### The input
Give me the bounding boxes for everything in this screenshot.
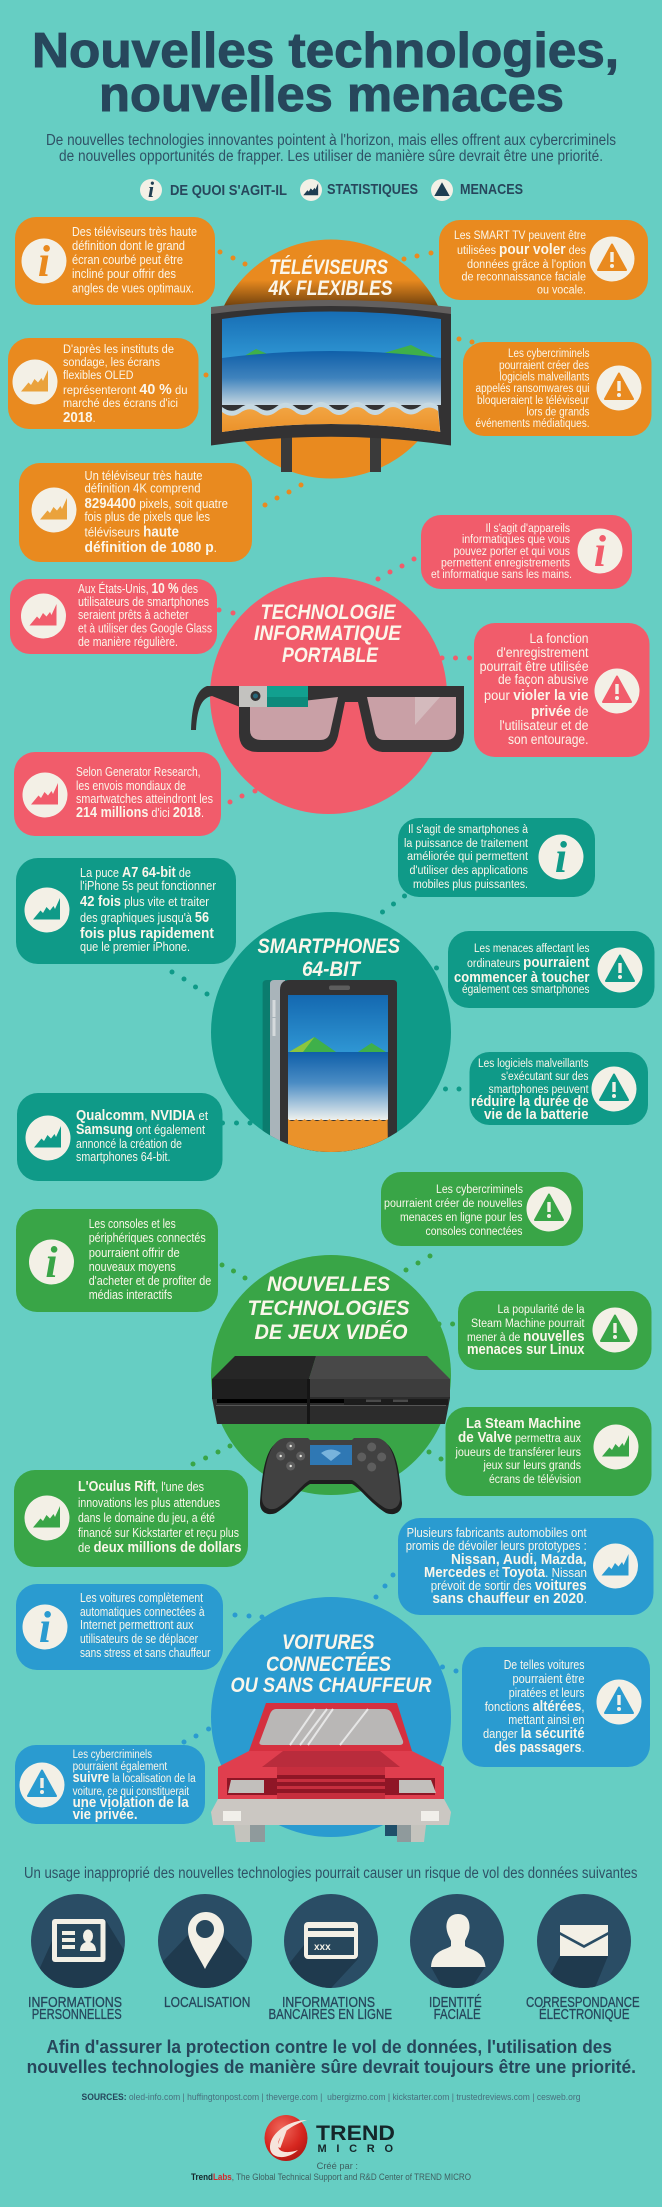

---

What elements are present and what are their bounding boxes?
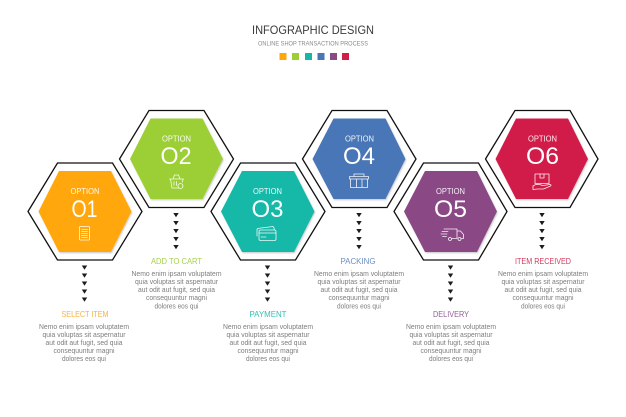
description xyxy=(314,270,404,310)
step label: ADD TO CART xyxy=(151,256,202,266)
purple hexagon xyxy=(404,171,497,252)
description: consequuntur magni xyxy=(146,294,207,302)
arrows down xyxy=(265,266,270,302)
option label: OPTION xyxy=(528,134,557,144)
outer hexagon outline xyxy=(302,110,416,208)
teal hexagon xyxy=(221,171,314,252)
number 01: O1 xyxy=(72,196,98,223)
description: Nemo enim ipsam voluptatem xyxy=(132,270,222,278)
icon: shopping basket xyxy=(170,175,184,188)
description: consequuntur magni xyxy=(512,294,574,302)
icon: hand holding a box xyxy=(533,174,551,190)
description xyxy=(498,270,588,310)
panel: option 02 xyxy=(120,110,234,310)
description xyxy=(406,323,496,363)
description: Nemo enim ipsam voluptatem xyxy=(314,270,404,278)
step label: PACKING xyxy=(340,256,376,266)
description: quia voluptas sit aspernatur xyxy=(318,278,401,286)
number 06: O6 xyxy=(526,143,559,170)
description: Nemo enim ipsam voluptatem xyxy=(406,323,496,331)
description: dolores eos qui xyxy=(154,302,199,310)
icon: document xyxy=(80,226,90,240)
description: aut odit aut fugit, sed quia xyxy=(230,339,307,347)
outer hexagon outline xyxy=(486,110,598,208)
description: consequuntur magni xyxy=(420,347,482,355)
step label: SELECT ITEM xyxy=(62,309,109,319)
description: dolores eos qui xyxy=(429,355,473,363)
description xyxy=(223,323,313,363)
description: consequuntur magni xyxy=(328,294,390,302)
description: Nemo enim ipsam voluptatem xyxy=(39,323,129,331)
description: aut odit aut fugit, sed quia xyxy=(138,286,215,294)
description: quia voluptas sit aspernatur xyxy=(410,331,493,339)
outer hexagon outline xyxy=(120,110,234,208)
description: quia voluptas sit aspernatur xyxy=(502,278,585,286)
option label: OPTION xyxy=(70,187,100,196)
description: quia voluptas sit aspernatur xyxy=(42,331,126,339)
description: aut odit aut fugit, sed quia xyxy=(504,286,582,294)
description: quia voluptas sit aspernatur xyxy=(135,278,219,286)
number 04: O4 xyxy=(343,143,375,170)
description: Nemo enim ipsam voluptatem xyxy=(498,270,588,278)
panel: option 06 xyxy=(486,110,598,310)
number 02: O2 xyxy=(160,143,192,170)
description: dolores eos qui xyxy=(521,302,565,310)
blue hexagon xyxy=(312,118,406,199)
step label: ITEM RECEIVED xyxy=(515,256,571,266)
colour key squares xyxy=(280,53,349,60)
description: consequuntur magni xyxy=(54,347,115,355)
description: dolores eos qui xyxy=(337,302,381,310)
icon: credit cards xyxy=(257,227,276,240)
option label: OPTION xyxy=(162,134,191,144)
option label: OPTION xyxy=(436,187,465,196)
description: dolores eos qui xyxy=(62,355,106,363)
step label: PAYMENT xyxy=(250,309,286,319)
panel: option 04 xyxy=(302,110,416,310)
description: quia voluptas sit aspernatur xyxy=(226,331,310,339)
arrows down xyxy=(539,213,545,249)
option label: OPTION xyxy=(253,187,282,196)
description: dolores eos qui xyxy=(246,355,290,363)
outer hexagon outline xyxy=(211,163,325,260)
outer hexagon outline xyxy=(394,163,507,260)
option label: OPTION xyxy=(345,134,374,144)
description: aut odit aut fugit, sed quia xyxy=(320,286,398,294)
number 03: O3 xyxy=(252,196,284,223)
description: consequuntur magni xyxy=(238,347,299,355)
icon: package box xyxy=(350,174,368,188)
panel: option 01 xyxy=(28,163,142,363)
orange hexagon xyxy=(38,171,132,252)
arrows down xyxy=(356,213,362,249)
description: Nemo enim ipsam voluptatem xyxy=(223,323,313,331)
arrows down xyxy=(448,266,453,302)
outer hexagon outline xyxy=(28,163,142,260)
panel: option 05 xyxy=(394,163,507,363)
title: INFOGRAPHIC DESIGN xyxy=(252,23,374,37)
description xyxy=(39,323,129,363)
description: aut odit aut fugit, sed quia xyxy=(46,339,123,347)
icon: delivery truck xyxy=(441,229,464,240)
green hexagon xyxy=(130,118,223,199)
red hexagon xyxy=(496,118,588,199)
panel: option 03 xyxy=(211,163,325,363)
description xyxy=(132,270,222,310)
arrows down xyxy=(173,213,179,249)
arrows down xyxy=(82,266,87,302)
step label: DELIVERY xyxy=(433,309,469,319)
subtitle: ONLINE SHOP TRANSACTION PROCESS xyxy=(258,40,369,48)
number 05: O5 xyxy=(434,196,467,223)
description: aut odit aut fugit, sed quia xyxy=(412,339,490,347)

...

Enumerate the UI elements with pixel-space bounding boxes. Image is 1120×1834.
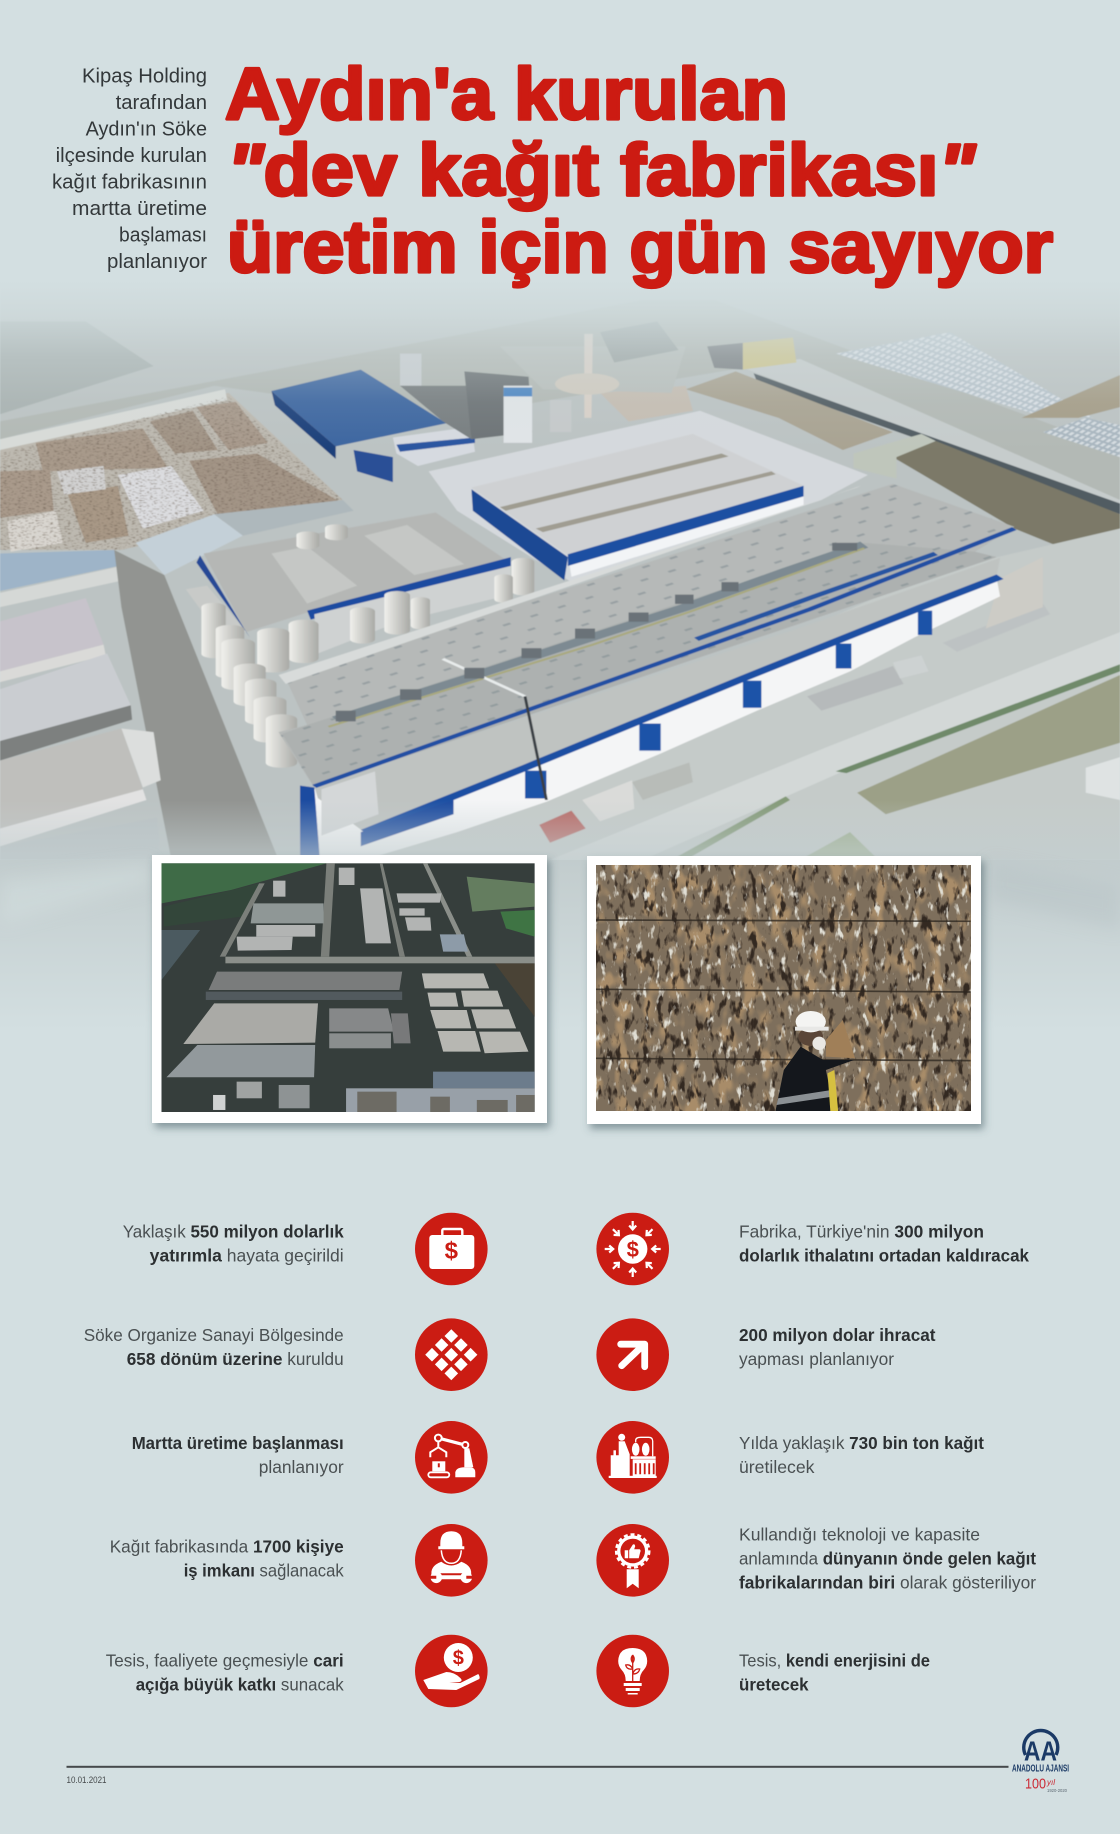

### Task prompt
Copy out, character for character, the stretch from the line containing "What elements are" through the line containing "panel: option 06 xyxy=(486,110,598,310)", both of those lines included. Leave out any picture in that stretch.

### Correct result
What elements are present and what are their bounding boxes?
description xyxy=(314,270,404,310)
step label: ADD TO CART xyxy=(151,256,202,266)
purple hexagon xyxy=(404,171,497,252)
description: consequuntur magni xyxy=(146,294,207,302)
arrows down xyxy=(265,266,270,302)
option label: OPTION xyxy=(528,134,557,144)
outer hexagon outline xyxy=(302,110,416,208)
teal hexagon xyxy=(221,171,314,252)
number 01: O1 xyxy=(72,196,98,223)
description: Nemo enim ipsam voluptatem xyxy=(132,270,222,278)
icon: shopping basket xyxy=(170,175,184,188)
description: consequuntur magni xyxy=(512,294,574,302)
icon: hand holding a box xyxy=(533,174,551,190)
description xyxy=(498,270,588,310)
panel: option 02 xyxy=(120,110,234,310)
description xyxy=(406,323,496,363)
description: Nemo enim ipsam voluptatem xyxy=(314,270,404,278)
step label: PACKING xyxy=(340,256,376,266)
description: quia voluptas sit aspernatur xyxy=(318,278,401,286)
number 06: O6 xyxy=(526,143,559,170)
description: Nemo enim ipsam voluptatem xyxy=(406,323,496,331)
description: dolores eos qui xyxy=(154,302,199,310)
icon: document xyxy=(80,226,90,240)
description: aut odit aut fugit, sed quia xyxy=(230,339,307,347)
outer hexagon outline xyxy=(486,110,598,208)
description: consequuntur magni xyxy=(420,347,482,355)
step label: SELECT ITEM xyxy=(62,309,109,319)
description: dolores eos qui xyxy=(429,355,473,363)
description xyxy=(223,323,313,363)
description: consequuntur magni xyxy=(328,294,390,302)
description: Nemo enim ipsam voluptatem xyxy=(39,323,129,331)
description: aut odit aut fugit, sed quia xyxy=(138,286,215,294)
description: quia voluptas sit aspernatur xyxy=(410,331,493,339)
outer hexagon outline xyxy=(120,110,234,208)
description: quia voluptas sit aspernatur xyxy=(502,278,585,286)
option label: OPTION xyxy=(70,187,100,196)
description: quia voluptas sit aspernatur xyxy=(42,331,126,339)
description: aut odit aut fugit, sed quia xyxy=(504,286,582,294)
description: quia voluptas sit aspernatur xyxy=(135,278,219,286)
number 04: O4 xyxy=(343,143,375,170)
description: Nemo enim ipsam voluptatem xyxy=(498,270,588,278)
panel: option 06 xyxy=(486,110,598,310)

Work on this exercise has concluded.